▸ **What to work on**: For each line of the data below that holds "panel", copy the line.

#####

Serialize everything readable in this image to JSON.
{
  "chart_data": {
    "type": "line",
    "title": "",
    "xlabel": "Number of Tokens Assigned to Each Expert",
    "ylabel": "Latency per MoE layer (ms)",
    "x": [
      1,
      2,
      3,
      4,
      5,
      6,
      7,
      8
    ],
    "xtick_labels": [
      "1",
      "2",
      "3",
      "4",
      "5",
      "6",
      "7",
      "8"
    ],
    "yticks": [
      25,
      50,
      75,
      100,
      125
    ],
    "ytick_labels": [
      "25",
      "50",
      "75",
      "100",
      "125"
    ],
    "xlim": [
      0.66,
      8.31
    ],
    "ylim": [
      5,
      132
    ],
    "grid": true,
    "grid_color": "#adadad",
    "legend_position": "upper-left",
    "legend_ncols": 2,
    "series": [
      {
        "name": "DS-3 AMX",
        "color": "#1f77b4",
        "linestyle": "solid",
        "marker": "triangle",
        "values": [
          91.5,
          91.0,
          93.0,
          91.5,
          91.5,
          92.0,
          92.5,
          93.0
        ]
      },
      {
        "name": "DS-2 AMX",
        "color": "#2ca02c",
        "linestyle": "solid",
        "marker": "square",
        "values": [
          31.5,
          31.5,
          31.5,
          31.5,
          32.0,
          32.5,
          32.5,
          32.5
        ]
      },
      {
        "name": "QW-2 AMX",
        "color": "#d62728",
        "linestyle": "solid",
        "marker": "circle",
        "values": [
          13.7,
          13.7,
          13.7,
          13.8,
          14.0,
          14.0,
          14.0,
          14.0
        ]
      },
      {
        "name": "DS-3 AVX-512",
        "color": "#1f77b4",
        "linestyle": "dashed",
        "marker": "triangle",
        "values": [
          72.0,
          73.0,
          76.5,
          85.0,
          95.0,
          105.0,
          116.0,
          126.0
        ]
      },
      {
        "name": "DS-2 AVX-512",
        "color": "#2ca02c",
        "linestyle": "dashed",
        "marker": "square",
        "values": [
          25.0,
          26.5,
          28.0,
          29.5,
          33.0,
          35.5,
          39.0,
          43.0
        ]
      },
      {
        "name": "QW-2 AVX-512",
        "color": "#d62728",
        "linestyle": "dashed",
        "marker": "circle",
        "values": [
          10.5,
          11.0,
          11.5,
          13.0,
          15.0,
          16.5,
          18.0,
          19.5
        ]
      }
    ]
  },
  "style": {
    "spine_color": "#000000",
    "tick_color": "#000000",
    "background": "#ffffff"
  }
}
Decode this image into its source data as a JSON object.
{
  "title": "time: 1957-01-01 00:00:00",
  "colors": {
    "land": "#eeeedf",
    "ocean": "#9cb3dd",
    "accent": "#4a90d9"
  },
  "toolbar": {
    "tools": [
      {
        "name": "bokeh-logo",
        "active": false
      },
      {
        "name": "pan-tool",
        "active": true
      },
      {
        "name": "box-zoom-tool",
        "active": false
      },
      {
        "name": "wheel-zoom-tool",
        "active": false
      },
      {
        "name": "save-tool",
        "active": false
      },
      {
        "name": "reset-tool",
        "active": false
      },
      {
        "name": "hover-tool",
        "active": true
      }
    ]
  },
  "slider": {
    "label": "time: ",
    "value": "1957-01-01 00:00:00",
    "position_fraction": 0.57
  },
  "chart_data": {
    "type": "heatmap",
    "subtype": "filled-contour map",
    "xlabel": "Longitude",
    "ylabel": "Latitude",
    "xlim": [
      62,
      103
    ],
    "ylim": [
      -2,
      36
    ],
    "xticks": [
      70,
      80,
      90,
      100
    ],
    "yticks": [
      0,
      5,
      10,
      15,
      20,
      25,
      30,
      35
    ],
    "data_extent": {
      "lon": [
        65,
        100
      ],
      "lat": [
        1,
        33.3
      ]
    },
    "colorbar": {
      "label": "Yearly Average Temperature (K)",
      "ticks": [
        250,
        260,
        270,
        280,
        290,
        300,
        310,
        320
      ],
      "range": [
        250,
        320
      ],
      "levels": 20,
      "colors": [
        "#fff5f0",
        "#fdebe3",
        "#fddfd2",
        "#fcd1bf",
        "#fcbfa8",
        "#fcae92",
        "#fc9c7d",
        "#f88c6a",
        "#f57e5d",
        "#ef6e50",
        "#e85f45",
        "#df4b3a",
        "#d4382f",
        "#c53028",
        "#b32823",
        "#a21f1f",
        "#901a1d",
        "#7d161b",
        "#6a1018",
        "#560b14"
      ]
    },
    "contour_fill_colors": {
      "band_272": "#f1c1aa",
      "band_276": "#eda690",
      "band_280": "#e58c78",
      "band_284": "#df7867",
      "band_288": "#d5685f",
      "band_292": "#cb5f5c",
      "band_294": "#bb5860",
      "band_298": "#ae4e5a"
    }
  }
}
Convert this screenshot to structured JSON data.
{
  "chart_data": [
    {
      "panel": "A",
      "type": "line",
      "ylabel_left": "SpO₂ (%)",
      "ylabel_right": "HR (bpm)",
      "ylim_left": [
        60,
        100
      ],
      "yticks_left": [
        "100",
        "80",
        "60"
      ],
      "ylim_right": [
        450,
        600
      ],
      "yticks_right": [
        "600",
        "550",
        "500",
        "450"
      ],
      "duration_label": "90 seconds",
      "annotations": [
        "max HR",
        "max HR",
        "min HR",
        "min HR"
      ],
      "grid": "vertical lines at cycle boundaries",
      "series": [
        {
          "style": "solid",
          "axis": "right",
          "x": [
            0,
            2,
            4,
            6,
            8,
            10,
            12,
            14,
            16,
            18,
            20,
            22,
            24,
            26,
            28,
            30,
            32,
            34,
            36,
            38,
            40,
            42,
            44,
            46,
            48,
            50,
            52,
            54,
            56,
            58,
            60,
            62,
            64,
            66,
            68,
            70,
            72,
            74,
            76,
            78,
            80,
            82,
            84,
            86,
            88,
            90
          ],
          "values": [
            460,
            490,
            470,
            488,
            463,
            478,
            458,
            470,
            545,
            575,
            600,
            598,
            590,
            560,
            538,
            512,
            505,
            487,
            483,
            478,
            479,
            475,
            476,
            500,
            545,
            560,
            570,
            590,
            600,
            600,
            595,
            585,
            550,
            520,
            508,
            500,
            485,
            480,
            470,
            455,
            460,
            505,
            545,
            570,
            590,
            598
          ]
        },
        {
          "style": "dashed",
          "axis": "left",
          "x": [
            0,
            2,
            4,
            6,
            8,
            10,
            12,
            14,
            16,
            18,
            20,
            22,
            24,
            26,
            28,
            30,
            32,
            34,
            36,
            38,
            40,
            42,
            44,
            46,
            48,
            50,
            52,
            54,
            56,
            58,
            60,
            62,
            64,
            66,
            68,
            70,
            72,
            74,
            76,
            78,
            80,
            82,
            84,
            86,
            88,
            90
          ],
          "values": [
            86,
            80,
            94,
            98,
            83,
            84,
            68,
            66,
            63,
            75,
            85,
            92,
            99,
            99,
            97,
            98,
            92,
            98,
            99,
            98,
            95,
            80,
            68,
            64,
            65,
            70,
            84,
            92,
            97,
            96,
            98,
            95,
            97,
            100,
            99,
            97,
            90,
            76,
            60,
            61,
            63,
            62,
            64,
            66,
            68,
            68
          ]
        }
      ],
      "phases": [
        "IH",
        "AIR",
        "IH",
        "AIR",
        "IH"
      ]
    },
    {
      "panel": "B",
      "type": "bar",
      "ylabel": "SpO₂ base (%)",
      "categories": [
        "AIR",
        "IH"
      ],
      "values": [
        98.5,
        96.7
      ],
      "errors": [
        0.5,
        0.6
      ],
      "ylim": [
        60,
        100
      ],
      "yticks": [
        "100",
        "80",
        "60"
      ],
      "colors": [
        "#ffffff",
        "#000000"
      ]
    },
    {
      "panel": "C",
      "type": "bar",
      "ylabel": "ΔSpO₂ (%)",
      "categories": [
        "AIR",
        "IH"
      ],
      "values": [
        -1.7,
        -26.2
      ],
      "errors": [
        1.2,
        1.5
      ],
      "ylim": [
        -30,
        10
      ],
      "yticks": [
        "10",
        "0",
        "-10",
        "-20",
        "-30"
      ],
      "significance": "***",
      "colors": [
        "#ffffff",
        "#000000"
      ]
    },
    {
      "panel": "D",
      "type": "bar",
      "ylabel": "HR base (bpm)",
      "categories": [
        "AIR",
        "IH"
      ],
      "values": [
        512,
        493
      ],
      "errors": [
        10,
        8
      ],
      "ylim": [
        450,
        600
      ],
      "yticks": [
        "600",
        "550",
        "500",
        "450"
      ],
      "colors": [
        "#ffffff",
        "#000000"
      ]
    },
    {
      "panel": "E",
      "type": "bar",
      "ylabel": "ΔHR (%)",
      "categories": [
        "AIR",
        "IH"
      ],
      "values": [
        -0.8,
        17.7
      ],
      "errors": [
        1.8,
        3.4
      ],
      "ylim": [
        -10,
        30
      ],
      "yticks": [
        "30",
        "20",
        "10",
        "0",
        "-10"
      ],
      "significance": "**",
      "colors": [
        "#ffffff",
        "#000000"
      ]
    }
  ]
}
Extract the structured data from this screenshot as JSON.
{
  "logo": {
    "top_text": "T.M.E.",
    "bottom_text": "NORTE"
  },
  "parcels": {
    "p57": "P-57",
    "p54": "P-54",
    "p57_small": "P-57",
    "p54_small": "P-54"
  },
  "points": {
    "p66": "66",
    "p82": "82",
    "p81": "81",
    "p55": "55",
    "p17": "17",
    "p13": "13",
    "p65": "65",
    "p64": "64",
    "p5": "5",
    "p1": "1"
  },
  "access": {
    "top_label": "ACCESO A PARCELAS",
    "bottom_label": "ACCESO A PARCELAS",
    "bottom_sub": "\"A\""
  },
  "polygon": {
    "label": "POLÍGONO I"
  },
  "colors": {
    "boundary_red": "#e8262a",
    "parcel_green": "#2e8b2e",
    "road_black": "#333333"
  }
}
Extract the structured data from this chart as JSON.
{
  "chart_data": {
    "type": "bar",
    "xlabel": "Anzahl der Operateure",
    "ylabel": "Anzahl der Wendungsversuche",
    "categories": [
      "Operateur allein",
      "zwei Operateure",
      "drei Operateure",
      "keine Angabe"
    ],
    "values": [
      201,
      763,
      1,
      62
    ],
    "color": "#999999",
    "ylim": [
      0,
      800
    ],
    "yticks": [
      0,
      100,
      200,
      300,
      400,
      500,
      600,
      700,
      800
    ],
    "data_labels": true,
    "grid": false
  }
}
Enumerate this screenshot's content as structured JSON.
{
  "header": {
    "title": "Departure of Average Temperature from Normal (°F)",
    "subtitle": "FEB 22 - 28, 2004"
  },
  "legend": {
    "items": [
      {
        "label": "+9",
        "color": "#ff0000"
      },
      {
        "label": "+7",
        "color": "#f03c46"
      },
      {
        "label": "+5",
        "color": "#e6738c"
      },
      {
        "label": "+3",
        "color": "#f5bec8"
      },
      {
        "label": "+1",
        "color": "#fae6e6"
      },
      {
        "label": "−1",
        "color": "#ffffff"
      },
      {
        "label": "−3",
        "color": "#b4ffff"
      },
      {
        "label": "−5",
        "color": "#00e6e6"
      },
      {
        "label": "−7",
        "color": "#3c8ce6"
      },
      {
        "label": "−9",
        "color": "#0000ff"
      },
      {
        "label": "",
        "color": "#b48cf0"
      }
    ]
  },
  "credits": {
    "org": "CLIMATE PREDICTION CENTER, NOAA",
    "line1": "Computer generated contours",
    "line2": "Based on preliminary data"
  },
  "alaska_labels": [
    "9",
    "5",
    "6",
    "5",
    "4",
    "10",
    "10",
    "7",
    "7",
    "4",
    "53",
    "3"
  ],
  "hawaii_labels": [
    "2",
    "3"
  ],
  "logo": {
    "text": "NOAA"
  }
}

#####

▸ **Answer to this problem**:
      "panel": "A",
      "panel": "B",
      "panel": "C",
      "panel": "D",
      "panel": "E",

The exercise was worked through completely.